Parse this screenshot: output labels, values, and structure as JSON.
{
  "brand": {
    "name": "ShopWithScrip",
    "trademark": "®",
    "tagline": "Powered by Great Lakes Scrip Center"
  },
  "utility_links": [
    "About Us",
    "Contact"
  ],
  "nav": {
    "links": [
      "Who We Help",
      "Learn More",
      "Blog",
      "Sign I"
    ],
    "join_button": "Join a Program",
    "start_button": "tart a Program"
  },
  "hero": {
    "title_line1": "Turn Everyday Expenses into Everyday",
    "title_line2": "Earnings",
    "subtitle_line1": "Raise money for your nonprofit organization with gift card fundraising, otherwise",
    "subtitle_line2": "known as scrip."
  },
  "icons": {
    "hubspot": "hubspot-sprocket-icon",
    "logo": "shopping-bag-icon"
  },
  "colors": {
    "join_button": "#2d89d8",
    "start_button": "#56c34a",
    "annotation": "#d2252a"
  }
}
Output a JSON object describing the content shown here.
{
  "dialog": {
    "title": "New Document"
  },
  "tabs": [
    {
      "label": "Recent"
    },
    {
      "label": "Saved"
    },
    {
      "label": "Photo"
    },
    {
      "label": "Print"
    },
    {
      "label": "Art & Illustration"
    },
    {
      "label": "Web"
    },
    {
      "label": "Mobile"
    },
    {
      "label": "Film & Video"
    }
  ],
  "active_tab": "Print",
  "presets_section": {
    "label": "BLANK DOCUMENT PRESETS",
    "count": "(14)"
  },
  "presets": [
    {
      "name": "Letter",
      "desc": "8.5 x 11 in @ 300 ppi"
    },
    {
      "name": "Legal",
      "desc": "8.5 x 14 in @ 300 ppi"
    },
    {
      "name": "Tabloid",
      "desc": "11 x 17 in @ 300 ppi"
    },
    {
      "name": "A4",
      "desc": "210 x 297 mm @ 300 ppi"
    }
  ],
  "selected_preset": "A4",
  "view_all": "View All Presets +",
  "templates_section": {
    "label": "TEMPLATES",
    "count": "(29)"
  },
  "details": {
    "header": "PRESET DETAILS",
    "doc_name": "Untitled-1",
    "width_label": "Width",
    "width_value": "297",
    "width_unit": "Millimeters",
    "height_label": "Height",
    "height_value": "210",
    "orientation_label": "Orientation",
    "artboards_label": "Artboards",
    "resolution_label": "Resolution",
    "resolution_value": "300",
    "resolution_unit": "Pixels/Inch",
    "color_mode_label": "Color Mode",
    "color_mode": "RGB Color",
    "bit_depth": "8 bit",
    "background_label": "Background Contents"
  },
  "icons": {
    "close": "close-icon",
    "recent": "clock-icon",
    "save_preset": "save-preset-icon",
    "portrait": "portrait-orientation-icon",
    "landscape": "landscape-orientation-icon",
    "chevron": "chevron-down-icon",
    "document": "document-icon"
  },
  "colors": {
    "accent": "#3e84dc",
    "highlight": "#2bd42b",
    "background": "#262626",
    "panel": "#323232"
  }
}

·····

▶ [EXERCISE REQUIREMENTS]: Extract all of the data exactly as written.

▶ [SOLUTION]:
Parse this screenshot: output labels, values, and structure as JSON.
{
  "brand": {
    "name": "ShopWithScrip",
    "trademark": "®",
    "tagline": "Powered by Great Lakes Scrip Center"
  },
  "utility_links": [
    "About Us",
    "Contact"
  ],
  "nav": {
    "links": [
      "Who We Help",
      "Learn More",
      "Blog",
      "Sign I"
    ],
    "join_button": "Join a Program",
    "start_button": "tart a Program"
  },
  "hero": {
    "title_line1": "Turn Everyday Expenses into Everyday",
    "title_line2": "Earnings",
    "subtitle_line1": "Raise money for your nonprofit organization with gift card fundraising, otherwise",
    "subtitle_line2": "known as scrip."
  },
  "icons": {
    "hubspot": "hubspot-sprocket-icon",
    "logo": "shopping-bag-icon"
  },
  "colors": {
    "join_button": "#2d89d8",
    "start_button": "#56c34a",
    "annotation": "#d2252a"
  }
}
Output a JSON object describing the content shown here.
{
  "dialog": {
    "title": "New Document"
  },
  "tabs": [
    {
      "label": "Recent"
    },
    {
      "label": "Saved"
    },
    {
      "label": "Photo"
    },
    {
      "label": "Print"
    },
    {
      "label": "Art & Illustration"
    },
    {
      "label": "Web"
    },
    {
      "label": "Mobile"
    },
    {
      "label": "Film & Video"
    }
  ],
  "active_tab": "Print",
  "presets_section": {
    "label": "BLANK DOCUMENT PRESETS",
    "count": "(14)"
  },
  "presets": [
    {
      "name": "Letter",
      "desc": "8.5 x 11 in @ 300 ppi"
    },
    {
      "name": "Legal",
      "desc": "8.5 x 14 in @ 300 ppi"
    },
    {
      "name": "Tabloid",
      "desc": "11 x 17 in @ 300 ppi"
    },
    {
      "name": "A4",
      "desc": "210 x 297 mm @ 300 ppi"
    }
  ],
  "selected_preset": "A4",
  "view_all": "View All Presets +",
  "templates_section": {
    "label": "TEMPLATES",
    "count": "(29)"
  },
  "details": {
    "header": "PRESET DETAILS",
    "doc_name": "Untitled-1",
    "width_label": "Width",
    "width_value": "297",
    "width_unit": "Millimeters",
    "height_label": "Height",
    "height_value": "210",
    "orientation_label": "Orientation",
    "artboards_label": "Artboards",
    "resolution_label": "Resolution",
    "resolution_value": "300",
    "resolution_unit": "Pixels/Inch",
    "color_mode_label": "Color Mode",
    "color_mode": "RGB Color",
    "bit_depth": "8 bit",
    "background_label": "Background Contents"
  },
  "icons": {
    "close": "close-icon",
    "recent": "clock-icon",
    "save_preset": "save-preset-icon",
    "portrait": "portrait-orientation-icon",
    "landscape": "landscape-orientation-icon",
    "chevron": "chevron-down-icon",
    "document": "document-icon"
  },
  "colors": {
    "accent": "#3e84dc",
    "highlight": "#2bd42b",
    "background": "#262626",
    "panel": "#323232"
  }
}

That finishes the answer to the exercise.